▸ **Task details**:
Repeat each line exactly, leaving nothing out.

▸ **Records for the exercise**:
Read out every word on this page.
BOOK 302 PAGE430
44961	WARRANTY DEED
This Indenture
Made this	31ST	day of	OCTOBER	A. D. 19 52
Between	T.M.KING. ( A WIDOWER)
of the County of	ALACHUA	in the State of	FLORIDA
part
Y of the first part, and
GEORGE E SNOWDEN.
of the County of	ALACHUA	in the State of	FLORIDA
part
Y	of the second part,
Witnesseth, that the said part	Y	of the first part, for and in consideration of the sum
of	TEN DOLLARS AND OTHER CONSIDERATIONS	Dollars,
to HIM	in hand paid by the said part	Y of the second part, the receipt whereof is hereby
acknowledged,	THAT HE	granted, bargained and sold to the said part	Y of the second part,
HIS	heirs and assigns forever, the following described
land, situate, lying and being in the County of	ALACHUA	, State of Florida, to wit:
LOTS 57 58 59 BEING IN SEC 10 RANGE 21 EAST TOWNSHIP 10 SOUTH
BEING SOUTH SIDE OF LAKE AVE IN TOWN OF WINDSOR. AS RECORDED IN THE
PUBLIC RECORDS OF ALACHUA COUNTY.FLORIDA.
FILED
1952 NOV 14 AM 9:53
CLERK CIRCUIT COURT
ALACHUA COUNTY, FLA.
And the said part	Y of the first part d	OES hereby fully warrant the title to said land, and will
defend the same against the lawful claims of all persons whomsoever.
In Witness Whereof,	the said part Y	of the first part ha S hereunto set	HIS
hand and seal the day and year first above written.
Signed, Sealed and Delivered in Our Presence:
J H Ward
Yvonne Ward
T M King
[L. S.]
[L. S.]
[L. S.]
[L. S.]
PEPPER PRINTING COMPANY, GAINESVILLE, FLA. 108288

▸ **Output of the task**:
Read out every word on this page.
BOOK 302 PAGE430
44961	WARRANTY DEED
This Indenture
Made this	31ST	day of	OCTOBER	A. D. 19 52
Between	T.M.KING. ( A WIDOWER)
of the County of	ALACHUA	in the State of	FLORIDA
part
Y of the first part, and
GEORGE E SNOWDEN.
of the County of	ALACHUA	in the State of	FLORIDA
part
Y	of the second part,
Witnesseth, that the said part	Y	of the first part, for and in consideration of the sum
of	TEN DOLLARS AND OTHER CONSIDERATIONS	Dollars,
to HIM	in hand paid by the said part	Y of the second part, the receipt whereof is hereby
acknowledged,	THAT HE	granted, bargained and sold to the said part	Y of the second part,
HIS	heirs and assigns forever, the following described
land, situate, lying and being in the County of	ALACHUA	, State of Florida, to wit:
LOTS 57 58 59 BEING IN SEC 10 RANGE 21 EAST TOWNSHIP 10 SOUTH
BEING SOUTH SIDE OF LAKE AVE IN TOWN OF WINDSOR. AS RECORDED IN THE
PUBLIC RECORDS OF ALACHUA COUNTY.FLORIDA.
FILED
1952 NOV 14 AM 9:53
CLERK CIRCUIT COURT
ALACHUA COUNTY, FLA.
And the said part	Y of the first part d	OES hereby fully warrant the title to said land, and will
defend the same against the lawful claims of all persons whomsoever.
In Witness Whereof,	the said part Y	of the first part ha S hereunto set	HIS
hand and seal the day and year first above written.
Signed, Sealed and Delivered in Our Presence:
J H Ward
Yvonne Ward
T M King
[L. S.]
[L. S.]
[L. S.]
[L. S.]
PEPPER PRINTING COMPANY, GAINESVILLE, FLA. 108288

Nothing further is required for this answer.